Work to do: The records that follow are to be repeated exactly, with the pictures removed.

Records for this exercise:
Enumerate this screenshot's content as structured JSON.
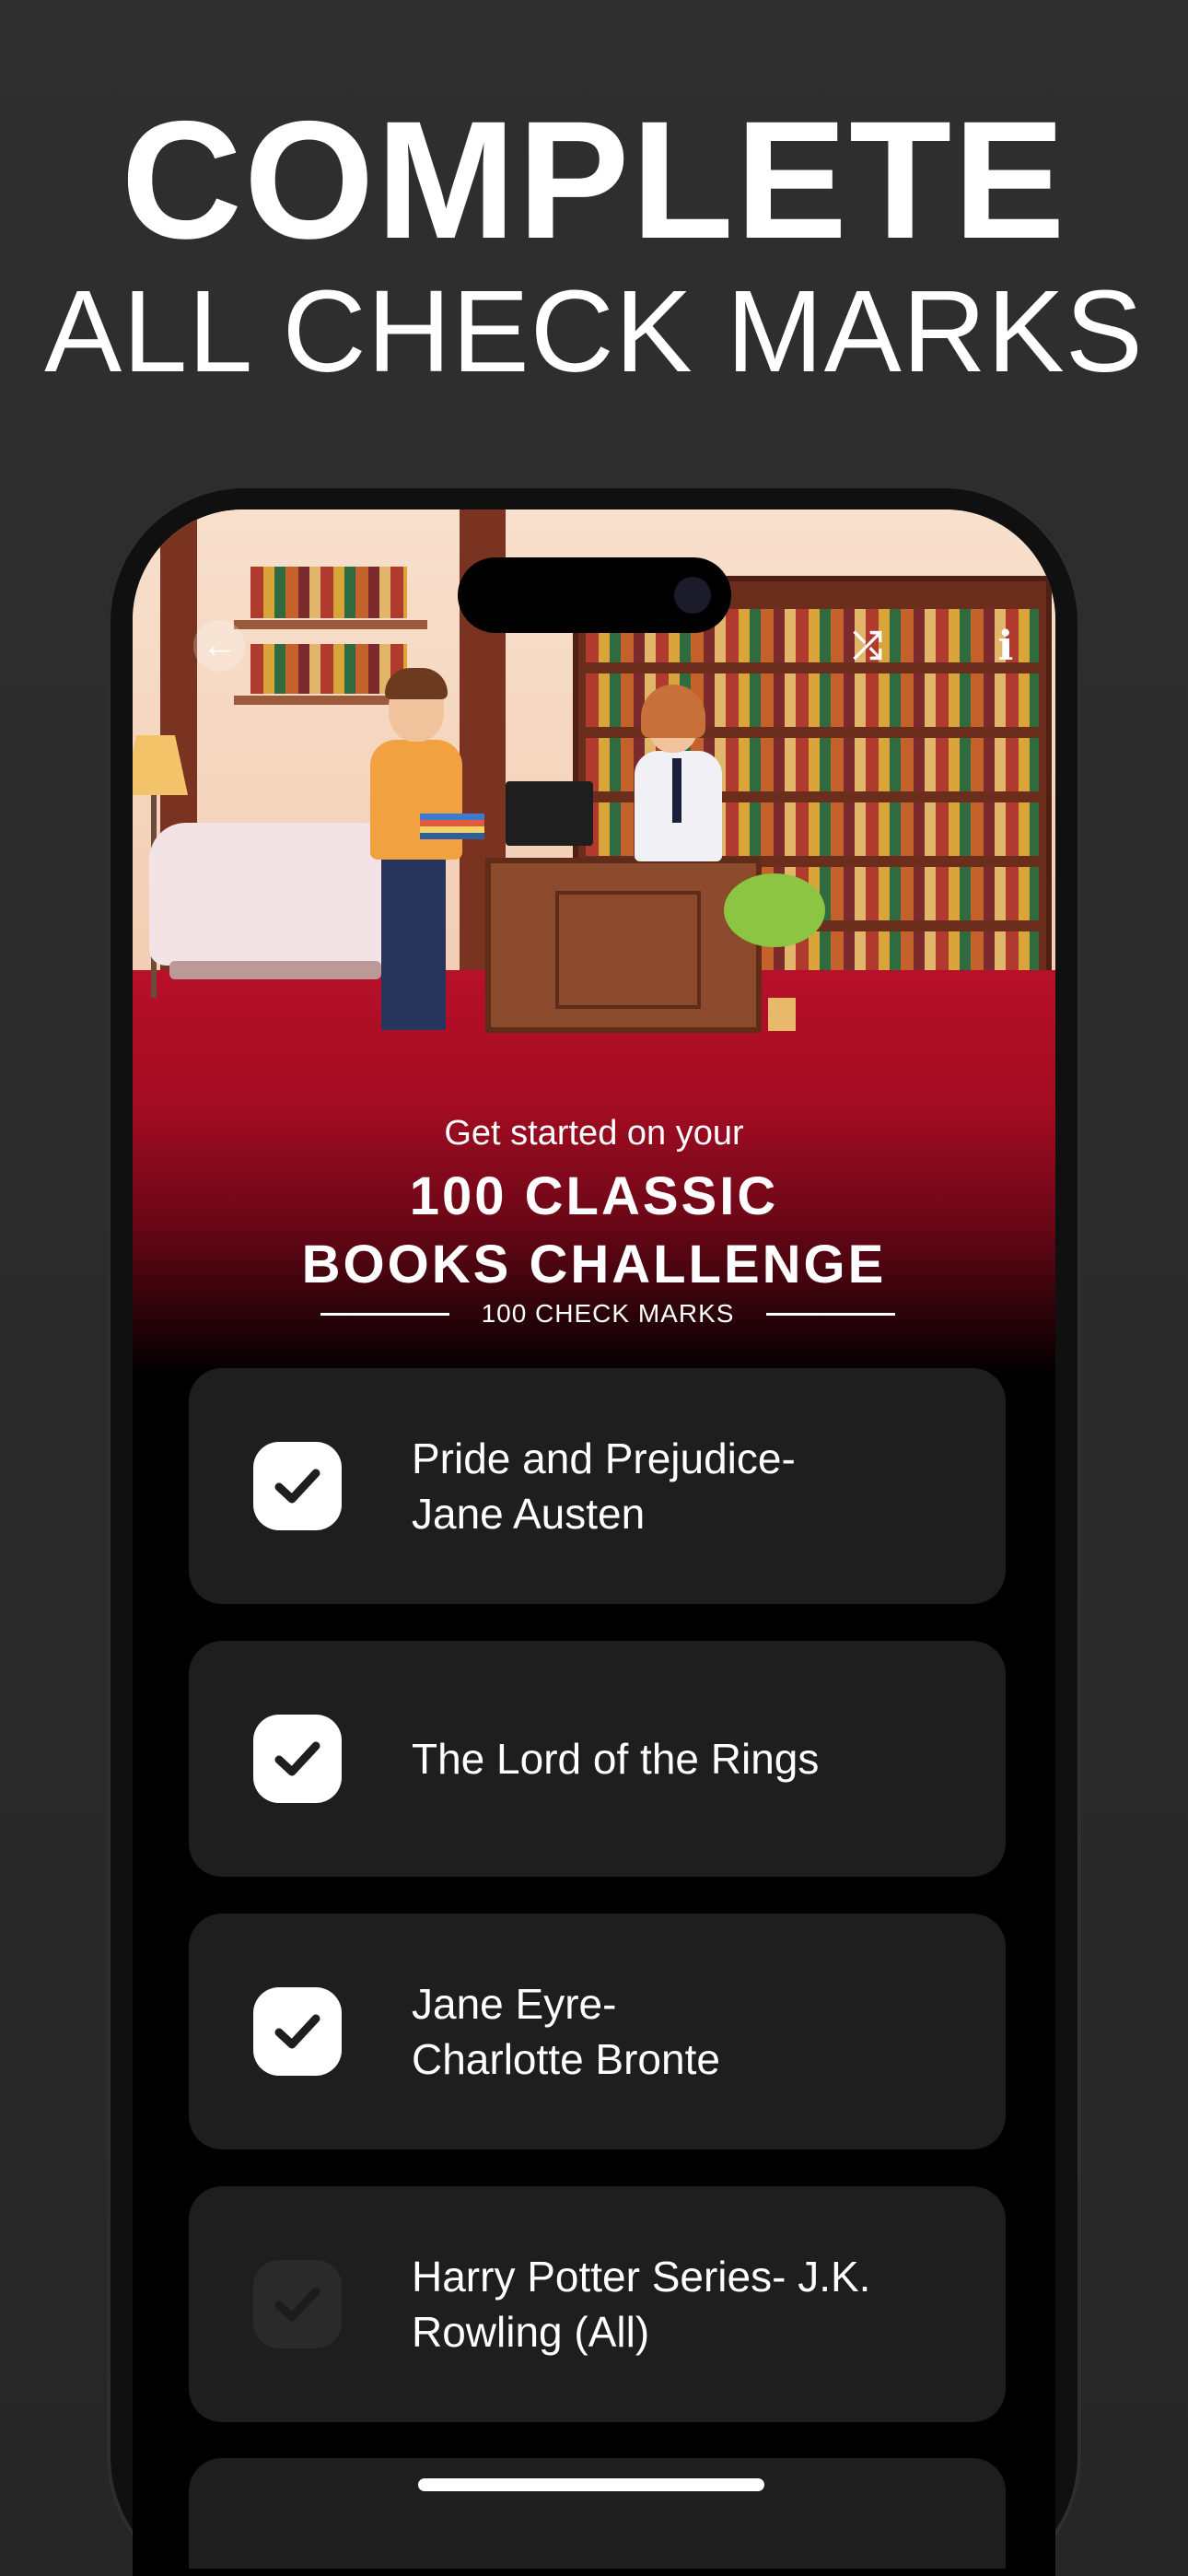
{
  "promo": {
    "headline_line1": "COMPLETE",
    "headline_line2": "ALL CHECK MARKS"
  },
  "header_icons": {
    "back": "back-arrow-icon",
    "shuffle": "shuffle-icon",
    "info": "info-icon",
    "back_glyph": "←",
    "shuffle_glyph": "⤮",
    "info_glyph": "i"
  },
  "challenge": {
    "intro": "Get started on your",
    "title": "100 CLASSIC\nBOOKS CHALLENGE",
    "count_label": "100 CHECK MARKS"
  },
  "items": [
    {
      "label": "Pride and Prejudice-\nJane Austen",
      "checked": true
    },
    {
      "label": "The Lord of the Rings",
      "checked": true
    },
    {
      "label": "Jane Eyre-\nCharlotte Bronte",
      "checked": true
    },
    {
      "label": "Harry Potter Series- J.K.\nRowling (All)",
      "checked": false
    }
  ],
  "colors": {
    "background": "#2b2b2b",
    "card": "#1e1e1e",
    "accent_red": "#a20c22",
    "text": "#ffffff"
  }
}
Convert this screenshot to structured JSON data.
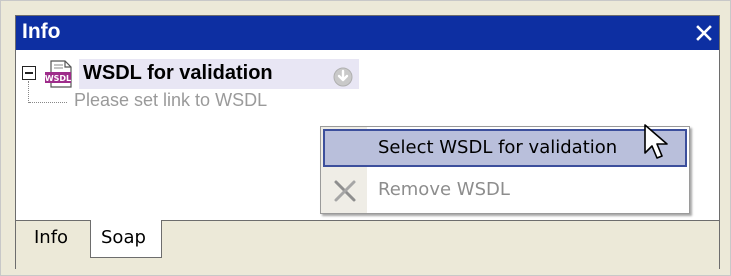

Correct output:
Enumerate this screenshot's content as structured JSON.
{
  "promo": {
    "headline_line1": "COMPLETE",
    "headline_line2": "ALL CHECK MARKS"
  },
  "header_icons": {
    "back": "back-arrow-icon",
    "shuffle": "shuffle-icon",
    "info": "info-icon",
    "back_glyph": "←",
    "shuffle_glyph": "⤮",
    "info_glyph": "i"
  },
  "challenge": {
    "intro": "Get started on your",
    "title": "100 CLASSIC\nBOOKS CHALLENGE",
    "count_label": "100 CHECK MARKS"
  },
  "items": [
    {
      "label": "Pride and Prejudice-\nJane Austen",
      "checked": true
    },
    {
      "label": "The Lord of the Rings",
      "checked": true
    },
    {
      "label": "Jane Eyre-\nCharlotte Bronte",
      "checked": true
    },
    {
      "label": "Harry Potter Series- J.K.\nRowling (All)",
      "checked": false
    }
  ],
  "colors": {
    "background": "#2b2b2b",
    "card": "#1e1e1e",
    "accent_red": "#a20c22",
    "text": "#ffffff"
  }
}
Convert this screenshot to structured JSON data.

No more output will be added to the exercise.